> [OBJECTIVE]
All material below is to be reproduced exactly.

Lines of data:
## Begin

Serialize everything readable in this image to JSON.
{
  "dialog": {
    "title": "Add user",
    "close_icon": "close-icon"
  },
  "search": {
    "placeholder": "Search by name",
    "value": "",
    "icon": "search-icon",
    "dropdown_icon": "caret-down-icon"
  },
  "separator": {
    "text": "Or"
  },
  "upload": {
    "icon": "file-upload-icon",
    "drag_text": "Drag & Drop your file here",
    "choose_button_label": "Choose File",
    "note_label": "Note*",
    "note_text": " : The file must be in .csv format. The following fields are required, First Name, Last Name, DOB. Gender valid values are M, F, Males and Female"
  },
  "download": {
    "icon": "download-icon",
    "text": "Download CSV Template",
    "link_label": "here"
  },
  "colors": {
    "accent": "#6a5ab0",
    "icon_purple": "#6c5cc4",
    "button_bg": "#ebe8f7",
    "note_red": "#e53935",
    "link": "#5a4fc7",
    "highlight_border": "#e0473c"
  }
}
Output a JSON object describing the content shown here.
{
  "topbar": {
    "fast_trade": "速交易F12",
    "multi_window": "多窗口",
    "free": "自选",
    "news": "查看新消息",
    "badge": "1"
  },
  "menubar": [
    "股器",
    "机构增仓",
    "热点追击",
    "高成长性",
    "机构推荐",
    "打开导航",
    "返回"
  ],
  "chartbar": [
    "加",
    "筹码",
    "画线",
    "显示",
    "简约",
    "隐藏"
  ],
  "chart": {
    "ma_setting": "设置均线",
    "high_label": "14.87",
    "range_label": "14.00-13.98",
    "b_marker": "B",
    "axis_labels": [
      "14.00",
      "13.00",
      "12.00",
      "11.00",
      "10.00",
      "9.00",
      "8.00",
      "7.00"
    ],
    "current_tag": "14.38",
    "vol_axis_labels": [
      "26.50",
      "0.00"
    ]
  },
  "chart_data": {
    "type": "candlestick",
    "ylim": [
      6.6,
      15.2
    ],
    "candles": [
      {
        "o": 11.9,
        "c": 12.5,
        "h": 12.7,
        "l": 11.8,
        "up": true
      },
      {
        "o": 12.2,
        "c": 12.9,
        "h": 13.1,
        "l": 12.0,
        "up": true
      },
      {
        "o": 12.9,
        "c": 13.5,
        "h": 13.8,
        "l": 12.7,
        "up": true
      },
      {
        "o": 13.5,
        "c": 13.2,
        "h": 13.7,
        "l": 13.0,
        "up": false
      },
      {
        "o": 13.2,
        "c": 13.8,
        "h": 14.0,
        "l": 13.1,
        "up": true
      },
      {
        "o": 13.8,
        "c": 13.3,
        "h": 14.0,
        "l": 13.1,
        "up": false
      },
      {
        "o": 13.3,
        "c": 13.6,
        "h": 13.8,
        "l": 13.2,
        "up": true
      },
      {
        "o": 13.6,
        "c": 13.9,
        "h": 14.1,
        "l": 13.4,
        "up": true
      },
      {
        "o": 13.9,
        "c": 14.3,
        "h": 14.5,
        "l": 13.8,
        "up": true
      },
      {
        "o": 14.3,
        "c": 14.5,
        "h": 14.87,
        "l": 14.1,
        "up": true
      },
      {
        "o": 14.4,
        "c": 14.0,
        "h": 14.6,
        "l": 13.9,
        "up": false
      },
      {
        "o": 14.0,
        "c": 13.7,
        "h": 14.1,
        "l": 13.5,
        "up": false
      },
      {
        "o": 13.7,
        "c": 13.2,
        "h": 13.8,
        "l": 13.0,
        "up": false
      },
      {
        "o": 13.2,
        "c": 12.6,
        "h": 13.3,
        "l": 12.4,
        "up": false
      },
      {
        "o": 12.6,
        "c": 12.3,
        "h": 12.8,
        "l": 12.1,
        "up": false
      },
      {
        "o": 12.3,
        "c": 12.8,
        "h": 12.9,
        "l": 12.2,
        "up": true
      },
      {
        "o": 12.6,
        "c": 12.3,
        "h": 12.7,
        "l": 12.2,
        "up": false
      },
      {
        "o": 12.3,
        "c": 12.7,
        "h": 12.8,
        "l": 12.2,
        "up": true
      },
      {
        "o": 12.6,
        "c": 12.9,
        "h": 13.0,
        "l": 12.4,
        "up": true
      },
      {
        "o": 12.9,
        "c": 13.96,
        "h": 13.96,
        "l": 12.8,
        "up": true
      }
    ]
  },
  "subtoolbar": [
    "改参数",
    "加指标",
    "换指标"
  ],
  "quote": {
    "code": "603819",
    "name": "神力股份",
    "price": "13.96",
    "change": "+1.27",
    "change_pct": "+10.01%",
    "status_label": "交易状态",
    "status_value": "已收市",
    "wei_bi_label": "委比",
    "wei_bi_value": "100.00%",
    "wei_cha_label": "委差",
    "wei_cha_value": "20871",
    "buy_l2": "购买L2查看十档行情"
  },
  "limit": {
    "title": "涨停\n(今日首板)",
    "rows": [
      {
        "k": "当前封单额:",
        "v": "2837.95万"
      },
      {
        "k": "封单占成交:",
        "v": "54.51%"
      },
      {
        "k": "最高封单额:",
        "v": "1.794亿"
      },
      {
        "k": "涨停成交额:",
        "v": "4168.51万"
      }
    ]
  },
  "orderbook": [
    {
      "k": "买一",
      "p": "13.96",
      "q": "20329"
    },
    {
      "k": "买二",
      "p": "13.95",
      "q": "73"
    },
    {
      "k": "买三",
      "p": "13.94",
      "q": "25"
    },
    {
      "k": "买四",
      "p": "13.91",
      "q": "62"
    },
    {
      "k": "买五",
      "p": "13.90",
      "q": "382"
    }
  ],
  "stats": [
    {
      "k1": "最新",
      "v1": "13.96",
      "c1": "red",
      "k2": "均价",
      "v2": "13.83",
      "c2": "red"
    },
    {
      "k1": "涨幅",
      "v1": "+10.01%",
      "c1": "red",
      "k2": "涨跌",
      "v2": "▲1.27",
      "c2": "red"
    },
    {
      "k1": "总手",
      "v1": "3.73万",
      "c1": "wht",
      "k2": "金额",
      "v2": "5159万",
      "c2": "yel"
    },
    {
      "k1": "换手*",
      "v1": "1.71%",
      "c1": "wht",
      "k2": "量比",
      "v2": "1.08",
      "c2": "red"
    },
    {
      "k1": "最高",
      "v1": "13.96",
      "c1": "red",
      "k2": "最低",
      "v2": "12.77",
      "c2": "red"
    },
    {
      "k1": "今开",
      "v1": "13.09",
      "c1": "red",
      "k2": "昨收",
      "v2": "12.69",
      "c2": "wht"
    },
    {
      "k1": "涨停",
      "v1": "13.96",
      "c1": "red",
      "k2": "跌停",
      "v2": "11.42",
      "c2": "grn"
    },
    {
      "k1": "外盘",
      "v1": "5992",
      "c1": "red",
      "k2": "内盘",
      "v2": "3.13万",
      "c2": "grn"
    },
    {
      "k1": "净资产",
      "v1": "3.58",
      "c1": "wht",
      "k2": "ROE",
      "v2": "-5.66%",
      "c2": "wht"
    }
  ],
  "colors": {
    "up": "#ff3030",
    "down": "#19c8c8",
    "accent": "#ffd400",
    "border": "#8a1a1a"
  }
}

## End

> [ANSWER TO THE EXERCISE]
Serialize everything readable in this image to JSON.
{
  "dialog": {
    "title": "Add user",
    "close_icon": "close-icon"
  },
  "search": {
    "placeholder": "Search by name",
    "value": "",
    "icon": "search-icon",
    "dropdown_icon": "caret-down-icon"
  },
  "separator": {
    "text": "Or"
  },
  "upload": {
    "icon": "file-upload-icon",
    "drag_text": "Drag & Drop your file here",
    "choose_button_label": "Choose File",
    "note_label": "Note*",
    "note_text": " : The file must be in .csv format. The following fields are required, First Name, Last Name, DOB. Gender valid values are M, F, Males and Female"
  },
  "download": {
    "icon": "download-icon",
    "text": "Download CSV Template",
    "link_label": "here"
  },
  "colors": {
    "accent": "#6a5ab0",
    "icon_purple": "#6c5cc4",
    "button_bg": "#ebe8f7",
    "note_red": "#e53935",
    "link": "#5a4fc7",
    "highlight_border": "#e0473c"
  }
}
Output a JSON object describing the content shown here.
{
  "topbar": {
    "fast_trade": "速交易F12",
    "multi_window": "多窗口",
    "free": "自选",
    "news": "查看新消息",
    "badge": "1"
  },
  "menubar": [
    "股器",
    "机构增仓",
    "热点追击",
    "高成长性",
    "机构推荐",
    "打开导航",
    "返回"
  ],
  "chartbar": [
    "加",
    "筹码",
    "画线",
    "显示",
    "简约",
    "隐藏"
  ],
  "chart": {
    "ma_setting": "设置均线",
    "high_label": "14.87",
    "range_label": "14.00-13.98",
    "b_marker": "B",
    "axis_labels": [
      "14.00",
      "13.00",
      "12.00",
      "11.00",
      "10.00",
      "9.00",
      "8.00",
      "7.00"
    ],
    "current_tag": "14.38",
    "vol_axis_labels": [
      "26.50",
      "0.00"
    ]
  },
  "chart_data": {
    "type": "candlestick",
    "ylim": [
      6.6,
      15.2
    ],
    "candles": [
      {
        "o": 11.9,
        "c": 12.5,
        "h": 12.7,
        "l": 11.8,
        "up": true
      },
      {
        "o": 12.2,
        "c": 12.9,
        "h": 13.1,
        "l": 12.0,
        "up": true
      },
      {
        "o": 12.9,
        "c": 13.5,
        "h": 13.8,
        "l": 12.7,
        "up": true
      },
      {
        "o": 13.5,
        "c": 13.2,
        "h": 13.7,
        "l": 13.0,
        "up": false
      },
      {
        "o": 13.2,
        "c": 13.8,
        "h": 14.0,
        "l": 13.1,
        "up": true
      },
      {
        "o": 13.8,
        "c": 13.3,
        "h": 14.0,
        "l": 13.1,
        "up": false
      },
      {
        "o": 13.3,
        "c": 13.6,
        "h": 13.8,
        "l": 13.2,
        "up": true
      },
      {
        "o": 13.6,
        "c": 13.9,
        "h": 14.1,
        "l": 13.4,
        "up": true
      },
      {
        "o": 13.9,
        "c": 14.3,
        "h": 14.5,
        "l": 13.8,
        "up": true
      },
      {
        "o": 14.3,
        "c": 14.5,
        "h": 14.87,
        "l": 14.1,
        "up": true
      },
      {
        "o": 14.4,
        "c": 14.0,
        "h": 14.6,
        "l": 13.9,
        "up": false
      },
      {
        "o": 14.0,
        "c": 13.7,
        "h": 14.1,
        "l": 13.5,
        "up": false
      },
      {
        "o": 13.7,
        "c": 13.2,
        "h": 13.8,
        "l": 13.0,
        "up": false
      },
      {
        "o": 13.2,
        "c": 12.6,
        "h": 13.3,
        "l": 12.4,
        "up": false
      },
      {
        "o": 12.6,
        "c": 12.3,
        "h": 12.8,
        "l": 12.1,
        "up": false
      },
      {
        "o": 12.3,
        "c": 12.8,
        "h": 12.9,
        "l": 12.2,
        "up": true
      },
      {
        "o": 12.6,
        "c": 12.3,
        "h": 12.7,
        "l": 12.2,
        "up": false
      },
      {
        "o": 12.3,
        "c": 12.7,
        "h": 12.8,
        "l": 12.2,
        "up": true
      },
      {
        "o": 12.6,
        "c": 12.9,
        "h": 13.0,
        "l": 12.4,
        "up": true
      },
      {
        "o": 12.9,
        "c": 13.96,
        "h": 13.96,
        "l": 12.8,
        "up": true
      }
    ]
  },
  "subtoolbar": [
    "改参数",
    "加指标",
    "换指标"
  ],
  "quote": {
    "code": "603819",
    "name": "神力股份",
    "price": "13.96",
    "change": "+1.27",
    "change_pct": "+10.01%",
    "status_label": "交易状态",
    "status_value": "已收市",
    "wei_bi_label": "委比",
    "wei_bi_value": "100.00%",
    "wei_cha_label": "委差",
    "wei_cha_value": "20871",
    "buy_l2": "购买L2查看十档行情"
  },
  "limit": {
    "title": "涨停\n(今日首板)",
    "rows": [
      {
        "k": "当前封单额:",
        "v": "2837.95万"
      },
      {
        "k": "封单占成交:",
        "v": "54.51%"
      },
      {
        "k": "最高封单额:",
        "v": "1.794亿"
      },
      {
        "k": "涨停成交额:",
        "v": "4168.51万"
      }
    ]
  },
  "orderbook": [
    {
      "k": "买一",
      "p": "13.96",
      "q": "20329"
    },
    {
      "k": "买二",
      "p": "13.95",
      "q": "73"
    },
    {
      "k": "买三",
      "p": "13.94",
      "q": "25"
    },
    {
      "k": "买四",
      "p": "13.91",
      "q": "62"
    },
    {
      "k": "买五",
      "p": "13.90",
      "q": "382"
    }
  ],
  "stats": [
    {
      "k1": "最新",
      "v1": "13.96",
      "c1": "red",
      "k2": "均价",
      "v2": "13.83",
      "c2": "red"
    },
    {
      "k1": "涨幅",
      "v1": "+10.01%",
      "c1": "red",
      "k2": "涨跌",
      "v2": "▲1.27",
      "c2": "red"
    },
    {
      "k1": "总手",
      "v1": "3.73万",
      "c1": "wht",
      "k2": "金额",
      "v2": "5159万",
      "c2": "yel"
    },
    {
      "k1": "换手*",
      "v1": "1.71%",
      "c1": "wht",
      "k2": "量比",
      "v2": "1.08",
      "c2": "red"
    },
    {
      "k1": "最高",
      "v1": "13.96",
      "c1": "red",
      "k2": "最低",
      "v2": "12.77",
      "c2": "red"
    },
    {
      "k1": "今开",
      "v1": "13.09",
      "c1": "red",
      "k2": "昨收",
      "v2": "12.69",
      "c2": "wht"
    },
    {
      "k1": "涨停",
      "v1": "13.96",
      "c1": "red",
      "k2": "跌停",
      "v2": "11.42",
      "c2": "grn"
    },
    {
      "k1": "外盘",
      "v1": "5992",
      "c1": "red",
      "k2": "内盘",
      "v2": "3.13万",
      "c2": "grn"
    },
    {
      "k1": "净资产",
      "v1": "3.58",
      "c1": "wht",
      "k2": "ROE",
      "v2": "-5.66%",
      "c2": "wht"
    }
  ],
  "colors": {
    "up": "#ff3030",
    "down": "#19c8c8",
    "accent": "#ffd400",
    "border": "#8a1a1a"
  }
}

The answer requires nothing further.